» **Listed records**:
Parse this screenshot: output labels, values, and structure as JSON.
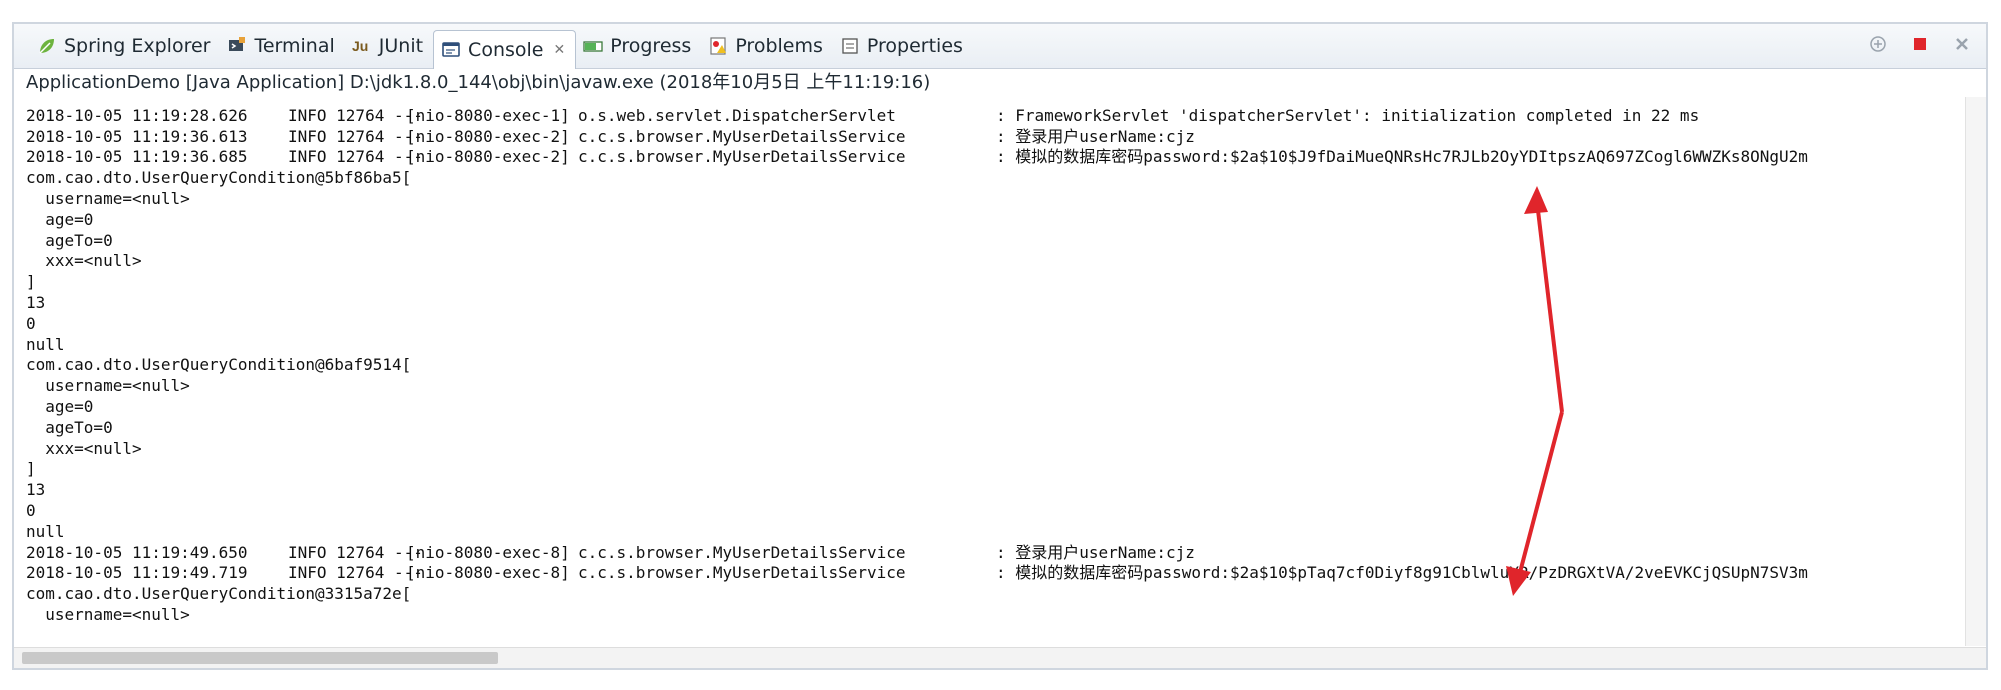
{
  "tabs": [
    {
      "label": "Spring Explorer",
      "icon": "spring-leaf-icon"
    },
    {
      "label": "Terminal",
      "icon": "terminal-icon"
    },
    {
      "label": "JUnit",
      "icon": "junit-icon"
    },
    {
      "label": "Console",
      "icon": "console-icon",
      "active": true,
      "close_glyph": "✕"
    },
    {
      "label": "Progress",
      "icon": "progress-icon"
    },
    {
      "label": "Problems",
      "icon": "problems-icon"
    },
    {
      "label": "Properties",
      "icon": "properties-icon"
    }
  ],
  "path_label": "ApplicationDemo [Java Application] D:\\jdk1.8.0_144\\obj\\bin\\javaw.exe (2018年10月5日 上午11:19:16)",
  "colors": {
    "accent_stop": "#e0252b",
    "arrow": "#e0252b"
  },
  "console": {
    "log_rows_top": [
      {
        "ts": "2018-10-05 11:19:28.626",
        "info": "INFO 12764 ---",
        "thread": "[nio-8080-exec-1]",
        "logger": "o.s.web.servlet.DispatcherServlet",
        "msg": ": FrameworkServlet 'dispatcherServlet': initialization completed in 22 ms"
      },
      {
        "ts": "2018-10-05 11:19:36.613",
        "info": "INFO 12764 ---",
        "thread": "[nio-8080-exec-2]",
        "logger": "c.c.s.browser.MyUserDetailsService",
        "msg": ": 登录用户userName:cjz"
      },
      {
        "ts": "2018-10-05 11:19:36.685",
        "info": "INFO 12764 ---",
        "thread": "[nio-8080-exec-2]",
        "logger": "c.c.s.browser.MyUserDetailsService",
        "msg": ": 模拟的数据库密码password:$2a$10$J9fDaiMueQNRsHc7RJLb2OyYDItpszAQ697ZCogl6WWZKs8ONgU2m"
      }
    ],
    "block1": [
      "com.cao.dto.UserQueryCondition@5bf86ba5[",
      "  username=<null>",
      "  age=0",
      "  ageTo=0",
      "  xxx=<null>",
      "]",
      "13",
      "0",
      "null"
    ],
    "block2": [
      "com.cao.dto.UserQueryCondition@6baf9514[",
      "  username=<null>",
      "  age=0",
      "  ageTo=0",
      "  xxx=<null>",
      "]",
      "13",
      "0",
      "null"
    ],
    "log_rows_bottom": [
      {
        "ts": "2018-10-05 11:19:49.650",
        "info": "INFO 12764 ---",
        "thread": "[nio-8080-exec-8]",
        "logger": "c.c.s.browser.MyUserDetailsService",
        "msg": ": 登录用户userName:cjz"
      },
      {
        "ts": "2018-10-05 11:19:49.719",
        "info": "INFO 12764 ---",
        "thread": "[nio-8080-exec-8]",
        "logger": "c.c.s.browser.MyUserDetailsService",
        "msg": ": 模拟的数据库密码password:$2a$10$pTaq7cf0Diyf8g91CblwluYR/PzDRGXtVA/2veEVKCjQSUpN7SV3m"
      }
    ],
    "tail": [
      "com.cao.dto.UserQueryCondition@3315a72e[",
      "  username=<null>"
    ]
  }
}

» **Instruction**: Without including any picture, retype the entries exactly.

» **Exercise answer**:
Parse this screenshot: output labels, values, and structure as JSON.
{
  "tabs": [
    {
      "label": "Spring Explorer",
      "icon": "spring-leaf-icon"
    },
    {
      "label": "Terminal",
      "icon": "terminal-icon"
    },
    {
      "label": "JUnit",
      "icon": "junit-icon"
    },
    {
      "label": "Console",
      "icon": "console-icon",
      "active": true,
      "close_glyph": "✕"
    },
    {
      "label": "Progress",
      "icon": "progress-icon"
    },
    {
      "label": "Problems",
      "icon": "problems-icon"
    },
    {
      "label": "Properties",
      "icon": "properties-icon"
    }
  ],
  "path_label": "ApplicationDemo [Java Application] D:\\jdk1.8.0_144\\obj\\bin\\javaw.exe (2018年10月5日 上午11:19:16)",
  "colors": {
    "accent_stop": "#e0252b",
    "arrow": "#e0252b"
  },
  "console": {
    "log_rows_top": [
      {
        "ts": "2018-10-05 11:19:28.626",
        "info": "INFO 12764 ---",
        "thread": "[nio-8080-exec-1]",
        "logger": "o.s.web.servlet.DispatcherServlet",
        "msg": ": FrameworkServlet 'dispatcherServlet': initialization completed in 22 ms"
      },
      {
        "ts": "2018-10-05 11:19:36.613",
        "info": "INFO 12764 ---",
        "thread": "[nio-8080-exec-2]",
        "logger": "c.c.s.browser.MyUserDetailsService",
        "msg": ": 登录用户userName:cjz"
      },
      {
        "ts": "2018-10-05 11:19:36.685",
        "info": "INFO 12764 ---",
        "thread": "[nio-8080-exec-2]",
        "logger": "c.c.s.browser.MyUserDetailsService",
        "msg": ": 模拟的数据库密码password:$2a$10$J9fDaiMueQNRsHc7RJLb2OyYDItpszAQ697ZCogl6WWZKs8ONgU2m"
      }
    ],
    "block1": [
      "com.cao.dto.UserQueryCondition@5bf86ba5[",
      "  username=<null>",
      "  age=0",
      "  ageTo=0",
      "  xxx=<null>",
      "]",
      "13",
      "0",
      "null"
    ],
    "block2": [
      "com.cao.dto.UserQueryCondition@6baf9514[",
      "  username=<null>",
      "  age=0",
      "  ageTo=0",
      "  xxx=<null>",
      "]",
      "13",
      "0",
      "null"
    ],
    "log_rows_bottom": [
      {
        "ts": "2018-10-05 11:19:49.650",
        "info": "INFO 12764 ---",
        "thread": "[nio-8080-exec-8]",
        "logger": "c.c.s.browser.MyUserDetailsService",
        "msg": ": 登录用户userName:cjz"
      },
      {
        "ts": "2018-10-05 11:19:49.719",
        "info": "INFO 12764 ---",
        "thread": "[nio-8080-exec-8]",
        "logger": "c.c.s.browser.MyUserDetailsService",
        "msg": ": 模拟的数据库密码password:$2a$10$pTaq7cf0Diyf8g91CblwluYR/PzDRGXtVA/2veEVKCjQSUpN7SV3m"
      }
    ],
    "tail": [
      "com.cao.dto.UserQueryCondition@3315a72e[",
      "  username=<null>"
    ]
  }
}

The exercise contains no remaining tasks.